Aim: Provide only the number of lines in the data below that contain the word "this".

═══ The input ═══

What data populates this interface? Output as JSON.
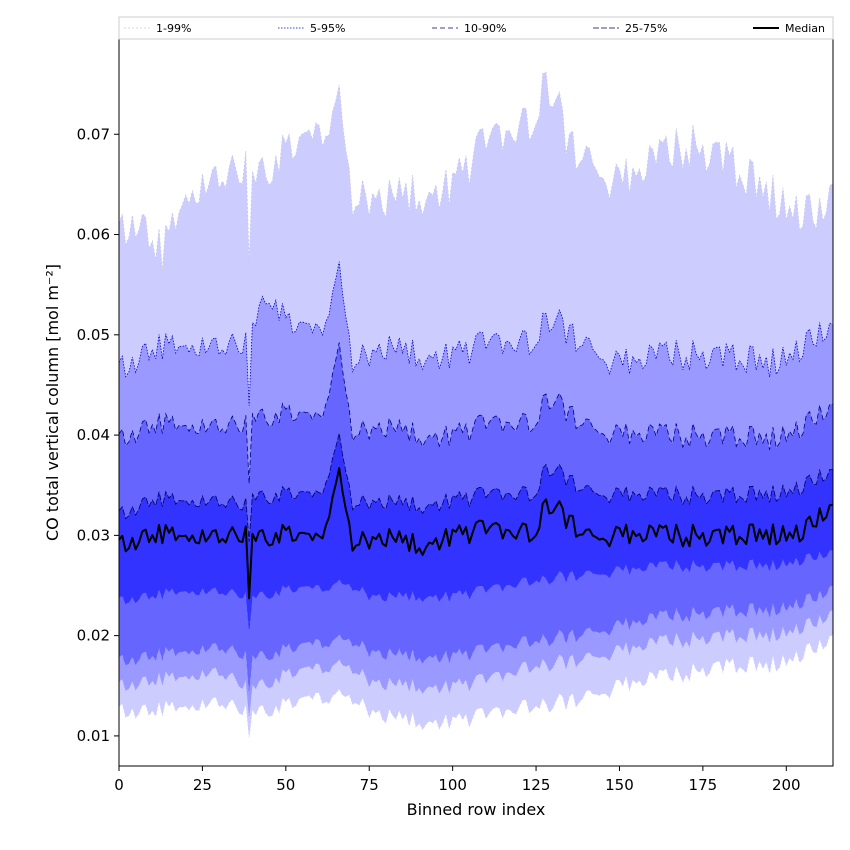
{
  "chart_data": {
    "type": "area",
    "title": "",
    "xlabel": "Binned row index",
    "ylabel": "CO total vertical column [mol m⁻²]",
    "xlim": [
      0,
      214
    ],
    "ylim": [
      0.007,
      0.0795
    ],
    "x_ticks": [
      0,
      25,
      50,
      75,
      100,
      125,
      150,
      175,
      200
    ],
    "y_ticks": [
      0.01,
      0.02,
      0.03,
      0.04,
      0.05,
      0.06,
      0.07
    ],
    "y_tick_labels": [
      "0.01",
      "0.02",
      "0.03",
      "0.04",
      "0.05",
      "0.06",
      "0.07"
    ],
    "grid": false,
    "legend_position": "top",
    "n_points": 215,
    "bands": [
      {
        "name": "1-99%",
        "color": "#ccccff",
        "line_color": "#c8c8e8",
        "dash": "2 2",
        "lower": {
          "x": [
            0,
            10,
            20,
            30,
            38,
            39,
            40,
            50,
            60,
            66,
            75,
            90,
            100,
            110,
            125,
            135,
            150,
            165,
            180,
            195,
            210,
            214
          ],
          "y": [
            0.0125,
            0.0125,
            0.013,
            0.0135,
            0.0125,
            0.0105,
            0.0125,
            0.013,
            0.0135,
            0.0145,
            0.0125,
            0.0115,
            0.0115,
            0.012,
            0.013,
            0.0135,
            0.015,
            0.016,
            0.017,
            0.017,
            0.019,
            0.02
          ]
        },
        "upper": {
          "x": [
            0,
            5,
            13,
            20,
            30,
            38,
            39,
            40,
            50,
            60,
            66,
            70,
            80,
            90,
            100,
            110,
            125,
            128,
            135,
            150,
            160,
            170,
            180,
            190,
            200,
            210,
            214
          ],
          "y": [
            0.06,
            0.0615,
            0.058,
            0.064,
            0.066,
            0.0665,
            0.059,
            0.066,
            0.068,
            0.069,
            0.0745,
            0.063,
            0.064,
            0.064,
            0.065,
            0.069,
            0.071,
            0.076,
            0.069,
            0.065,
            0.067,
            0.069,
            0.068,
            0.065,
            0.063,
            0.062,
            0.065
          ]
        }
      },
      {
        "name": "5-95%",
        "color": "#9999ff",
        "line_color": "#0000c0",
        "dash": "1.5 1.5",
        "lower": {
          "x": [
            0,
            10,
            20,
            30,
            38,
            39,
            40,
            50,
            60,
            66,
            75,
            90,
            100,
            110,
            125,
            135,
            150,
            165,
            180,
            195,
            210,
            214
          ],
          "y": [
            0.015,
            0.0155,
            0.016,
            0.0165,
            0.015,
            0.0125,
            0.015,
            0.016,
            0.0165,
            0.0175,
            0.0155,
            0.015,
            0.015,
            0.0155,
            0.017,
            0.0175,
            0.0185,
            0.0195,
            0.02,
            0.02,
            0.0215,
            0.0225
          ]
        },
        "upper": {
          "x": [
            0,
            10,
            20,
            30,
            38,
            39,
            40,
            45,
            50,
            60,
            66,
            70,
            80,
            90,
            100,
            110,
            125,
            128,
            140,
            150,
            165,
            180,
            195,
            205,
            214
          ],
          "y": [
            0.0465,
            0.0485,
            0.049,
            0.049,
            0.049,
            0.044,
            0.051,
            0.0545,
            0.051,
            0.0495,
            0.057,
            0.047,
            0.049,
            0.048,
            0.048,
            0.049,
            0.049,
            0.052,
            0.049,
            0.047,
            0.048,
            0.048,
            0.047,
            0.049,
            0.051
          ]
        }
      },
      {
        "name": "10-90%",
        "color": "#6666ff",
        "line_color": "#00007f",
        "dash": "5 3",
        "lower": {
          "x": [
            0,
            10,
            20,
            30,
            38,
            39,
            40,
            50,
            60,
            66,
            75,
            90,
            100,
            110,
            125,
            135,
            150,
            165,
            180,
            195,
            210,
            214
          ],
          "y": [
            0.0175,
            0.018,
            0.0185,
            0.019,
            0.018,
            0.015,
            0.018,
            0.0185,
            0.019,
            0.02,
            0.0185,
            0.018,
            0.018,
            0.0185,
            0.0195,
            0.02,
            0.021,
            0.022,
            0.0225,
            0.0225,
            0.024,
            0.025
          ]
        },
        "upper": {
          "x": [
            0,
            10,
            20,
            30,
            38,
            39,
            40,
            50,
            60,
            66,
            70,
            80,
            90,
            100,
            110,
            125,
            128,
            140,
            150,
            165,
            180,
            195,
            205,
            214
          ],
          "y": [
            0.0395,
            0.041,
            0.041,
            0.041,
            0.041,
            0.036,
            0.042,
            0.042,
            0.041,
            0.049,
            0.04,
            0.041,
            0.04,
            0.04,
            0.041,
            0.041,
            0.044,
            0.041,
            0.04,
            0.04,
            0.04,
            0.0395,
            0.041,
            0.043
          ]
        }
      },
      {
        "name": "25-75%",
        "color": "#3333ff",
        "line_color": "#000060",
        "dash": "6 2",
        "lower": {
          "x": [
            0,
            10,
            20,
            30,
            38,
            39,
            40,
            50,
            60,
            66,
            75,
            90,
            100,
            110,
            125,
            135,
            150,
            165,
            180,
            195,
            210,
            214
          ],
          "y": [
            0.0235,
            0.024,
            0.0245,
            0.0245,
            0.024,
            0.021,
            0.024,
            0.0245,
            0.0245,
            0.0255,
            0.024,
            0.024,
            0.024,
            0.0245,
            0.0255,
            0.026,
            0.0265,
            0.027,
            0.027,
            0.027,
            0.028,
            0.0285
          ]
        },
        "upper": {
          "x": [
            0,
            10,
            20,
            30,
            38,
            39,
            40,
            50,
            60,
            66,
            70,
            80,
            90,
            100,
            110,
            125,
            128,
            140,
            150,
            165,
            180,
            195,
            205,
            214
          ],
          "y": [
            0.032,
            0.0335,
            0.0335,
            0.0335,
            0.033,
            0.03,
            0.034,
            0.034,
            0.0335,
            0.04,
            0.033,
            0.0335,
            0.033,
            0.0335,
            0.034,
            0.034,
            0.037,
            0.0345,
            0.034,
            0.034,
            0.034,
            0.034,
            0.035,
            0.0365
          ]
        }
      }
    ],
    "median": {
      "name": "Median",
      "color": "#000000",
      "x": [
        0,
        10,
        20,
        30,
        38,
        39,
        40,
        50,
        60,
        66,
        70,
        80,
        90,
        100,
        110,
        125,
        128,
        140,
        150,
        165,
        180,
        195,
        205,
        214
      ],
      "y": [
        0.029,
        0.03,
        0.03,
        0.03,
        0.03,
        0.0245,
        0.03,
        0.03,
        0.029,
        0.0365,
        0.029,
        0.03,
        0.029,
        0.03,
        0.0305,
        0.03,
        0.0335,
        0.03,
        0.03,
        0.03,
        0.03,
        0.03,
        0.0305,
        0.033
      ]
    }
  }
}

═══
═══ The input ═══

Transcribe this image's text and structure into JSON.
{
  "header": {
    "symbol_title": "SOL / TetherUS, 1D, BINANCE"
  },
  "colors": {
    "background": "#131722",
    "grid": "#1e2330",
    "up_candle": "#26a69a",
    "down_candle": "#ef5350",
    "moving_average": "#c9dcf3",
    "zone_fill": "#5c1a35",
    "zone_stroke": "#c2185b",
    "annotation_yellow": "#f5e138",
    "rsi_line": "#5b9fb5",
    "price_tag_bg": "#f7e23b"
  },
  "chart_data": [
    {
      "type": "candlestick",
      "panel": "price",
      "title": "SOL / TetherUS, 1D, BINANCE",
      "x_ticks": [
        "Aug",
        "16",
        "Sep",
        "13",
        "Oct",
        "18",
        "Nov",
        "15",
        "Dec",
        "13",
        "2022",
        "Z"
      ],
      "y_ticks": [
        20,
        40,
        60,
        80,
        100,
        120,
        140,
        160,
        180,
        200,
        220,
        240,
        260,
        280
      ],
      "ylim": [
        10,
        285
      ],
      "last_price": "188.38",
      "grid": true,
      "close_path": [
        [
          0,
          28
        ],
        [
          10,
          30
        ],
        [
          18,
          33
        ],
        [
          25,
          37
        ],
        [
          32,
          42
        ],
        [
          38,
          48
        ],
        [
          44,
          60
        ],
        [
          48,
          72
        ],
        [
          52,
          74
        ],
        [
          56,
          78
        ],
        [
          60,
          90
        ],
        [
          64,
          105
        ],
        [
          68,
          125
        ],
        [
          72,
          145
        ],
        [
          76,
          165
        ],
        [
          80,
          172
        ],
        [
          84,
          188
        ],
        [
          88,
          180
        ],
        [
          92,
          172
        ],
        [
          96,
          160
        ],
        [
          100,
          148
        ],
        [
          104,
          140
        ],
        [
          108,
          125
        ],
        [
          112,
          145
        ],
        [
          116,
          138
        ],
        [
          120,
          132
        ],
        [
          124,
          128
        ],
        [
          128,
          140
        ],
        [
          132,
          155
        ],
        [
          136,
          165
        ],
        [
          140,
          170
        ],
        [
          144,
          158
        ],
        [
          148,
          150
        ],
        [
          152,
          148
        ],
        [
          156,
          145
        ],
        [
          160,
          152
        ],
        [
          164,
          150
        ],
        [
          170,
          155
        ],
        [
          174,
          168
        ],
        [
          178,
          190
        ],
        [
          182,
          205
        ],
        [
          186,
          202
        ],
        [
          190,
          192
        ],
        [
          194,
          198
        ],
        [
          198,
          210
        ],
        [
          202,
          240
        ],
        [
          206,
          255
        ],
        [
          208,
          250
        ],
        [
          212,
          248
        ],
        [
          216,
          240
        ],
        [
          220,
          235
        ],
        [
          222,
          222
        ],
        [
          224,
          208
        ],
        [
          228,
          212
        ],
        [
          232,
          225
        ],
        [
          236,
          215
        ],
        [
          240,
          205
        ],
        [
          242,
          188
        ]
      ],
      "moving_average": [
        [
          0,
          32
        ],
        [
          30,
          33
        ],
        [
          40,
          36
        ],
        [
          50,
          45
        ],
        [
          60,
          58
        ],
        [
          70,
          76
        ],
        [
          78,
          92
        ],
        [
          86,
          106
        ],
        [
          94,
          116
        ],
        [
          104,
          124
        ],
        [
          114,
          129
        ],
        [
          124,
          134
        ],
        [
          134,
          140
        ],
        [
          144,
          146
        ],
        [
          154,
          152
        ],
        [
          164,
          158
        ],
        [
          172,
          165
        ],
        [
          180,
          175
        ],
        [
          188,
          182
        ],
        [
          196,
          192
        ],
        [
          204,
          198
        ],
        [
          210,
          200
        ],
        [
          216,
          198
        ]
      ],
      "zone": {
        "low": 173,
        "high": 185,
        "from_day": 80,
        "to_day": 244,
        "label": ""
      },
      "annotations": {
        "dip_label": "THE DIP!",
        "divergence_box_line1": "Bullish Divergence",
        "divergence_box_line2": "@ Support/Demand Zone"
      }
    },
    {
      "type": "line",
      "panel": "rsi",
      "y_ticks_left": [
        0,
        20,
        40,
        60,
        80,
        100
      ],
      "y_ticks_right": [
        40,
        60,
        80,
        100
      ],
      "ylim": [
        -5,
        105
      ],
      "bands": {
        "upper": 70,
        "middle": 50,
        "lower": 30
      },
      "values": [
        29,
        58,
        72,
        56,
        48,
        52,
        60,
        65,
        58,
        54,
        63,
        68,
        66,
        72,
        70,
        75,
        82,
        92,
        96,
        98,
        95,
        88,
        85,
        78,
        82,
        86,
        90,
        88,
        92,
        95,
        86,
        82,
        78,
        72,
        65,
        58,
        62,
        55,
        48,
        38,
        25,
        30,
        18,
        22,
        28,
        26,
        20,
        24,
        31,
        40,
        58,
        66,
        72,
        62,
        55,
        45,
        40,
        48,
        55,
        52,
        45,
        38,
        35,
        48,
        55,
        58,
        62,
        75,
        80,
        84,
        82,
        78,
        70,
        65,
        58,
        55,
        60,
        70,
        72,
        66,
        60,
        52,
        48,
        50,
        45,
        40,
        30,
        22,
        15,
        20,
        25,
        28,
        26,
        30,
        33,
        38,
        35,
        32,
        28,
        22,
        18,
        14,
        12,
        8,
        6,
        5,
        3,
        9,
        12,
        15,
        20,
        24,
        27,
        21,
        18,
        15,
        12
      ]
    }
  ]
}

═══
═══ The input ═══

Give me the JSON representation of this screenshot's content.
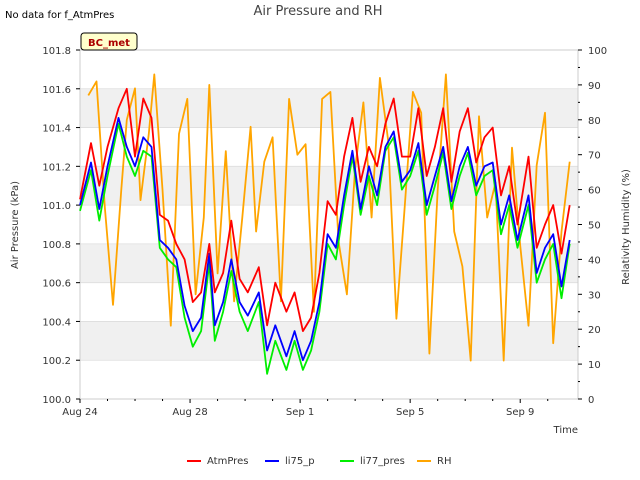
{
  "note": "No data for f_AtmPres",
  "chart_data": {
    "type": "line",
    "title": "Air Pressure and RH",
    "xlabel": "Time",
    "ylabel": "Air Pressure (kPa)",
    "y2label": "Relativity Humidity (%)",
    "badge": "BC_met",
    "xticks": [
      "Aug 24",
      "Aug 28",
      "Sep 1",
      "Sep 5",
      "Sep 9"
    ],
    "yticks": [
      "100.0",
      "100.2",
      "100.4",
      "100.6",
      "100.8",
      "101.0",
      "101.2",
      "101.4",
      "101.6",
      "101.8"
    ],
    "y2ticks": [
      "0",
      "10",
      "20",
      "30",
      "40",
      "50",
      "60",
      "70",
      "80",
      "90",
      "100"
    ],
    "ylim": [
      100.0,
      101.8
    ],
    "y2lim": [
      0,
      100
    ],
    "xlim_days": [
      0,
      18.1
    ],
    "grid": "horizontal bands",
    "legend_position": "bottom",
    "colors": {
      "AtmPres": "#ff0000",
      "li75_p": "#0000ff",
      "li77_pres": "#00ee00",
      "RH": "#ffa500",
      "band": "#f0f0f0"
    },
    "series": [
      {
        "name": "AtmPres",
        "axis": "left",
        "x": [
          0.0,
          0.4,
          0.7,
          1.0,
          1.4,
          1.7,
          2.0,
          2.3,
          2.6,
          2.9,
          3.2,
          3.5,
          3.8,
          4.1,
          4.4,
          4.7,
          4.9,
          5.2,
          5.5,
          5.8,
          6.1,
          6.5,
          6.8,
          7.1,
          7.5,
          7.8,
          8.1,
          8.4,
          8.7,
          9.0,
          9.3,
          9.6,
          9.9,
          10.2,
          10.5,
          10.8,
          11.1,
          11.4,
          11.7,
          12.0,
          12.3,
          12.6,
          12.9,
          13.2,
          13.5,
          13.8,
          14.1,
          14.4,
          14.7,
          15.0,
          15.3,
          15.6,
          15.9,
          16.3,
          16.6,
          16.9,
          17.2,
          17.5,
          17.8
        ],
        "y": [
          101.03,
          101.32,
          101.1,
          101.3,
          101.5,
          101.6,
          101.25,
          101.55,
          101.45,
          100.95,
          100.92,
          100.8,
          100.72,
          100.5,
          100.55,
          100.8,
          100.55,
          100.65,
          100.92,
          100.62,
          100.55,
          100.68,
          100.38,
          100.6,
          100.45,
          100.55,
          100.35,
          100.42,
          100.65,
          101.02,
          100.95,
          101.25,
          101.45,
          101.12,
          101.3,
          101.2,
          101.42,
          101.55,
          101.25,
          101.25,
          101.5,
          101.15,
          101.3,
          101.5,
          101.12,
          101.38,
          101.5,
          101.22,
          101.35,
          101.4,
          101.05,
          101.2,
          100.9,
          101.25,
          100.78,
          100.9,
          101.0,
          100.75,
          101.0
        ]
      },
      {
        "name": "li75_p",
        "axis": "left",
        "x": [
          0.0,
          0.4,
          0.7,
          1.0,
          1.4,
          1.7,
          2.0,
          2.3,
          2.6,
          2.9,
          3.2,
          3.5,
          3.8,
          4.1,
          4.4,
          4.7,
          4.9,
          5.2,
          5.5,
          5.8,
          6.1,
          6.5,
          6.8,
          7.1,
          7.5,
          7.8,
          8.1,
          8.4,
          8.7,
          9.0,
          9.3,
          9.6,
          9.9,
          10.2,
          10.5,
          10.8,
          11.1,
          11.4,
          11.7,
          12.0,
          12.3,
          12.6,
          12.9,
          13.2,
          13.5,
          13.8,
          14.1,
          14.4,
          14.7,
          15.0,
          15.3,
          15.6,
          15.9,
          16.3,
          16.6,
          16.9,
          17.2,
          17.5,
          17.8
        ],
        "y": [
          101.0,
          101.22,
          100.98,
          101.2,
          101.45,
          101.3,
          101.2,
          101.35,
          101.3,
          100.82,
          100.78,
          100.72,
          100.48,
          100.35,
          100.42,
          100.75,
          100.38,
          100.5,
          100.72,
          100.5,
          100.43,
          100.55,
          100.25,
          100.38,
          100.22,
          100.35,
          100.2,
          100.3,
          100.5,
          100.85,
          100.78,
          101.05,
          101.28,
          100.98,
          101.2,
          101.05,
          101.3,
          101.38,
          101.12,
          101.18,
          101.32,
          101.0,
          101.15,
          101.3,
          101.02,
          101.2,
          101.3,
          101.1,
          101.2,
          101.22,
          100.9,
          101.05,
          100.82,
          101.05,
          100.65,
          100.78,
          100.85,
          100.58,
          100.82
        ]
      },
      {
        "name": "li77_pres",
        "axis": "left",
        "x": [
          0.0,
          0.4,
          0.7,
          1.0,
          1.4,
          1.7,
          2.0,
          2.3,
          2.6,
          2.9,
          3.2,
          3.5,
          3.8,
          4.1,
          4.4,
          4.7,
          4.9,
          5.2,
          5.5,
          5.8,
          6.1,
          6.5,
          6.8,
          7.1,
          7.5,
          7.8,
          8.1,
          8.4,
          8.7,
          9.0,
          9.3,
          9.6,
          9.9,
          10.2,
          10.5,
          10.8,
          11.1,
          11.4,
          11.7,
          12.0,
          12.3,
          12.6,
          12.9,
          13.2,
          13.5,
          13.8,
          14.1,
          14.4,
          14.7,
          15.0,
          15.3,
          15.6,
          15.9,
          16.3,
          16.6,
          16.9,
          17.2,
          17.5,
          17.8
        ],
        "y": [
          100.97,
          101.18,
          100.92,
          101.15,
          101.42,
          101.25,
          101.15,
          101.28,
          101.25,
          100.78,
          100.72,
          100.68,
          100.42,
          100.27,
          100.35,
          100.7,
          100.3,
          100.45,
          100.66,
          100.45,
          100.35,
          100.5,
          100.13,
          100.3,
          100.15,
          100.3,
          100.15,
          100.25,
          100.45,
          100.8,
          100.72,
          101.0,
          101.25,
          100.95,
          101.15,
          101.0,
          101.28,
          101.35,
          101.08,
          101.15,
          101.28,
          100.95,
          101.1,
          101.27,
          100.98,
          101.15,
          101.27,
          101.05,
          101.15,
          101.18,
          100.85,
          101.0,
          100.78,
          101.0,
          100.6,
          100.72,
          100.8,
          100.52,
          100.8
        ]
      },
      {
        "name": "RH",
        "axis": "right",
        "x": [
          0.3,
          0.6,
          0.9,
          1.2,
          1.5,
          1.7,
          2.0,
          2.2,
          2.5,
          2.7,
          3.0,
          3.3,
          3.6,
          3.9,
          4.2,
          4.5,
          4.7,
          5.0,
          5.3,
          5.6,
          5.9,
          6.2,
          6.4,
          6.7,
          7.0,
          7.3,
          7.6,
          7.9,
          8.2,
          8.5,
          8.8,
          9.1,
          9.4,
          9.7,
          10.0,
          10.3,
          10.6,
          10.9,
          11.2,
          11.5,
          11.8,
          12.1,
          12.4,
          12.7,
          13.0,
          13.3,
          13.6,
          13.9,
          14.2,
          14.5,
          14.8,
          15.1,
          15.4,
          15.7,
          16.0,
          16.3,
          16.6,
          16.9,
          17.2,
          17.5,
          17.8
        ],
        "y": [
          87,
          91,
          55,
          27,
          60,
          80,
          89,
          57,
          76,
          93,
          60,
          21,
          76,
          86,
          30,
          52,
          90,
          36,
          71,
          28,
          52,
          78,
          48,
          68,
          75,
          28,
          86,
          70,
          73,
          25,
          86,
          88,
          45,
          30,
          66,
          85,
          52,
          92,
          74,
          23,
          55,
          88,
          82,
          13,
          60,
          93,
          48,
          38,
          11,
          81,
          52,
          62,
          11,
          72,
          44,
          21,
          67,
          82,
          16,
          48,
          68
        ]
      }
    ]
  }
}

═══

Written solution: 3